**Task to complete**.
Reproduce the following piece on predicting the fate of declining corals word for word, in full.

**Excerpt provided**.

CIMAS scientist Anderson B. Mayfield, Ph.D. explores moving from simply observing and recording coral decline to predicting their fate.
Through years of monitoring and tracking the fate of, experimenting on, and simply photographing reef-building corals across the Indo-Pacific and the Caribbean, my colleagues and I have amassed data that suggest that, though still aesthetically appealing and perceivably “healthy” to even the highly trained eye of an observant ecologist, most framework-building corals are in a perpetual state of stress on account of the rapidly increasing temperatures brought on by global climate change. Doom and gloom aside, these data are frustrating to me because, in the end, these findings really just amount to another marine biologist (yours truly) complaining about climate change and its impacts on coral reefs. Could I have used these data not merely to write coral reef obituaries, but instead to help their plight by, for instance, identifying “refugia” (i.e., locations where organisms persist despite presumably marginalized environmental conditions)?

**Dataset excerpts**.
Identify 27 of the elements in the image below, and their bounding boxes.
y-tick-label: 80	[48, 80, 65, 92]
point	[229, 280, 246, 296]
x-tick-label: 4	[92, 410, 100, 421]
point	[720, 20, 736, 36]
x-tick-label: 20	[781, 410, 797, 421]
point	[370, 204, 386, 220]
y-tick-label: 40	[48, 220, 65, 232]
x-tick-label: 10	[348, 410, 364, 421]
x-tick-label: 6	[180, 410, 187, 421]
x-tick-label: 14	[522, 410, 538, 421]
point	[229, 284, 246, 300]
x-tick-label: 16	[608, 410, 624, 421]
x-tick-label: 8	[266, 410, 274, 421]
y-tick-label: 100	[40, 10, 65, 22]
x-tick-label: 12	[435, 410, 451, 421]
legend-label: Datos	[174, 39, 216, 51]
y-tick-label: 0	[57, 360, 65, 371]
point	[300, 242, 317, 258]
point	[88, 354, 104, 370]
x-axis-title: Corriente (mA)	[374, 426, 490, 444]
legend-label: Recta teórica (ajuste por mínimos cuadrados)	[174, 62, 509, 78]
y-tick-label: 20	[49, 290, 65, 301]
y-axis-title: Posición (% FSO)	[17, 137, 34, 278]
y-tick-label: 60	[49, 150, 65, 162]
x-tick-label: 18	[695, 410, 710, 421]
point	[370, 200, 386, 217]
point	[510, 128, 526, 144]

**Task output**.
CIMAS scientist Anderson B. Mayfield, Ph.D. explores moving from simply observing and recording coral decline to predicting their fate.
Through years of monitoring and tracking the fate of, experimenting on, and simply photographing reef-building corals across the Indo-Pacific and the Caribbean, my colleagues and I have amassed data that suggest that, though still aesthetically appealing and perceivably “healthy” to even the highly trained eye of an observant ecologist, most framework-building corals are in a perpetual state of stress on account of the rapidly increasing temperatures brought on by global climate change. Doom and gloom aside, these data are frustrating to me because, in the end, these findings really just amount to another marine biologist (yours truly) complaining about climate change and its impacts on coral reefs. Could I have used these data not merely to write coral reef obituaries, but instead to help their plight by, for instance, identifying “refugia” (i.e., locations where organisms persist despite presumably marginalized environmental conditions)?